» **Direction**
Take each line containing the word "chevron" and copy it.

Saved entries:
========================================
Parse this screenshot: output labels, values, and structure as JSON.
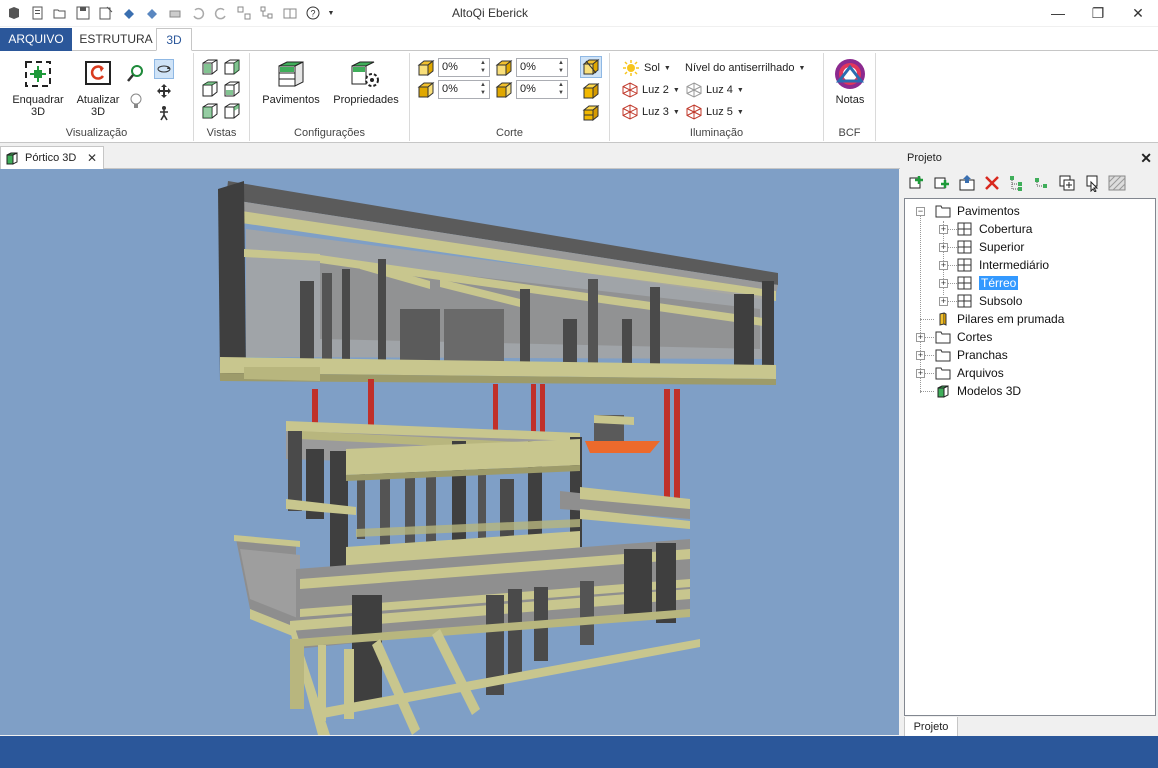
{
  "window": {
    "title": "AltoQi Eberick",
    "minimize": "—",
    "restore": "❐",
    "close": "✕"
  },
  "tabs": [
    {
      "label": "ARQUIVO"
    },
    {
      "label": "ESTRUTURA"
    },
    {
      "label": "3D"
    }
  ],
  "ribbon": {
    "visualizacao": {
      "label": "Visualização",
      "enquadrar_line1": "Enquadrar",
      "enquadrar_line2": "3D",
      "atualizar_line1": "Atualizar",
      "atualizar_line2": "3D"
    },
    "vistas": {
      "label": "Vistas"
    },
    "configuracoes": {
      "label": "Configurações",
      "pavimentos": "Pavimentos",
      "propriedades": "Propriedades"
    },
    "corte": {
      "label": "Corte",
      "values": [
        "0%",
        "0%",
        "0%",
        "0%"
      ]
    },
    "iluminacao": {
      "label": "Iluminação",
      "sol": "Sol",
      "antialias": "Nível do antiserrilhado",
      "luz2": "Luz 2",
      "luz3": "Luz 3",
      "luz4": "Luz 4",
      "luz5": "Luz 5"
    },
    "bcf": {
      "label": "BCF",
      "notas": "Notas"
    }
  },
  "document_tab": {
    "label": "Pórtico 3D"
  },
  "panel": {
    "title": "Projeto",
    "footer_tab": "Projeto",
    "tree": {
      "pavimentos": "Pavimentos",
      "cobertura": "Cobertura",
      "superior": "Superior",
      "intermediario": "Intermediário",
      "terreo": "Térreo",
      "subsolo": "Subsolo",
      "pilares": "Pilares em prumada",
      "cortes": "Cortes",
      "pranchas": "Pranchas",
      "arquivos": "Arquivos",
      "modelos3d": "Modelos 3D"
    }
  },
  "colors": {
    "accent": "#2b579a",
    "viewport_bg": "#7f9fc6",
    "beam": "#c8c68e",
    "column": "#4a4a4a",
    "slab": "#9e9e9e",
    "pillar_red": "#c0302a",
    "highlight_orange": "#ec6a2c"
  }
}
========================================
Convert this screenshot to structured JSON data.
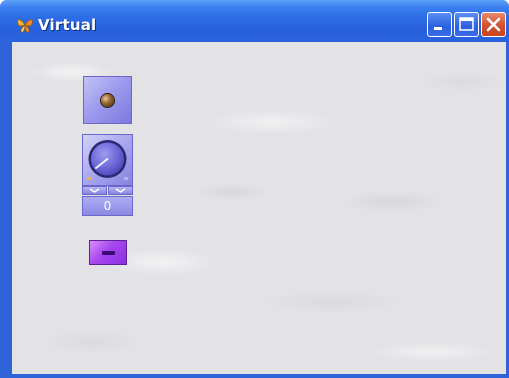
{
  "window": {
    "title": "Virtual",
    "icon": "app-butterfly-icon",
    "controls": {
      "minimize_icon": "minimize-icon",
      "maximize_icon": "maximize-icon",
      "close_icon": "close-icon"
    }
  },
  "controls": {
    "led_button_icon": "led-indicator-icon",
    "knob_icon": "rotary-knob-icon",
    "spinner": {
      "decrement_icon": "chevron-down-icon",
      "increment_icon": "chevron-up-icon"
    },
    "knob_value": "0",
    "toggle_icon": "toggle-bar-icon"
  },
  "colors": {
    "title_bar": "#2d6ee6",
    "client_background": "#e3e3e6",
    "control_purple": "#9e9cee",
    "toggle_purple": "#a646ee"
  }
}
========================================
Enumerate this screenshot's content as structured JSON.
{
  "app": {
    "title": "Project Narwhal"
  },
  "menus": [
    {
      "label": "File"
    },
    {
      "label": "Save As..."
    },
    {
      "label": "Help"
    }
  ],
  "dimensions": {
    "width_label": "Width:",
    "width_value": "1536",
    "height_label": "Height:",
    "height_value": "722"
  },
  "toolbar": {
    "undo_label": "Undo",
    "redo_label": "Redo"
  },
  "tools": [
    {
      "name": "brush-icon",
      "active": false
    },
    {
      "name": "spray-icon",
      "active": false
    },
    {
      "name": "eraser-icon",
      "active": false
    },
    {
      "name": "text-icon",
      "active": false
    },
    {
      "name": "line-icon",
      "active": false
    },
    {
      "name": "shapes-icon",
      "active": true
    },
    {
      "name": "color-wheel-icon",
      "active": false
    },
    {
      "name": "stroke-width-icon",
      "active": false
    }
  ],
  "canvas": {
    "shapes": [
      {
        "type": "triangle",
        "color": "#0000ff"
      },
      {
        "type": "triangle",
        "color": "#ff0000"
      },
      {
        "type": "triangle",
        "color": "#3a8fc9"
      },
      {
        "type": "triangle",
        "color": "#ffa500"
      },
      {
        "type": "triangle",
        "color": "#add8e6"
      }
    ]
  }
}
========================================
» **Answer to the task**
      "decrement_icon": "chevron-down-icon",
      "increment_icon": "chevron-up-icon"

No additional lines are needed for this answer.